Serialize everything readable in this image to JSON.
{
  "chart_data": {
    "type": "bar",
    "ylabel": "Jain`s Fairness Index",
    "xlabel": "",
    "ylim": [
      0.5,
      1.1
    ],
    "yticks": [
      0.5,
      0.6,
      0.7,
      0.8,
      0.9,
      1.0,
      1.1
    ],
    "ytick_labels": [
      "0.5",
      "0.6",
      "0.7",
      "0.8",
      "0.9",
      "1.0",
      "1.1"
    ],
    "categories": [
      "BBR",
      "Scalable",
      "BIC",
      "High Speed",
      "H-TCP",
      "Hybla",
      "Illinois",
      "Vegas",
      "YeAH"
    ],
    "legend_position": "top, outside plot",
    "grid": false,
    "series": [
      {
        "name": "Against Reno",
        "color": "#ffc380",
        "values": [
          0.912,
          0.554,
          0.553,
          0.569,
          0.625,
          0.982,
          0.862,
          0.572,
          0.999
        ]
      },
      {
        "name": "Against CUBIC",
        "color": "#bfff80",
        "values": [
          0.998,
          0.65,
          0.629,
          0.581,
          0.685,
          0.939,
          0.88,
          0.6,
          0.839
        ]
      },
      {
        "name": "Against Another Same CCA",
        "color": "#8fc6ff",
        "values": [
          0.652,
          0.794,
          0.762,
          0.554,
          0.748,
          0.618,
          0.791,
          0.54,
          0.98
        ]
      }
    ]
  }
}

_To be done_
All of the lines above must be returned exactly.

_Answer for the task_
Serialize everything readable in this image to JSON.
{
  "chart_data": {
    "type": "bar",
    "ylabel": "Jain`s Fairness Index",
    "xlabel": "",
    "ylim": [
      0.5,
      1.1
    ],
    "yticks": [
      0.5,
      0.6,
      0.7,
      0.8,
      0.9,
      1.0,
      1.1
    ],
    "ytick_labels": [
      "0.5",
      "0.6",
      "0.7",
      "0.8",
      "0.9",
      "1.0",
      "1.1"
    ],
    "categories": [
      "BBR",
      "Scalable",
      "BIC",
      "High Speed",
      "H-TCP",
      "Hybla",
      "Illinois",
      "Vegas",
      "YeAH"
    ],
    "legend_position": "top, outside plot",
    "grid": false,
    "series": [
      {
        "name": "Against Reno",
        "color": "#ffc380",
        "values": [
          0.912,
          0.554,
          0.553,
          0.569,
          0.625,
          0.982,
          0.862,
          0.572,
          0.999
        ]
      },
      {
        "name": "Against CUBIC",
        "color": "#bfff80",
        "values": [
          0.998,
          0.65,
          0.629,
          0.581,
          0.685,
          0.939,
          0.88,
          0.6,
          0.839
        ]
      },
      {
        "name": "Against Another Same CCA",
        "color": "#8fc6ff",
        "values": [
          0.652,
          0.794,
          0.762,
          0.554,
          0.748,
          0.618,
          0.791,
          0.54,
          0.98
        ]
      }
    ]
  }
}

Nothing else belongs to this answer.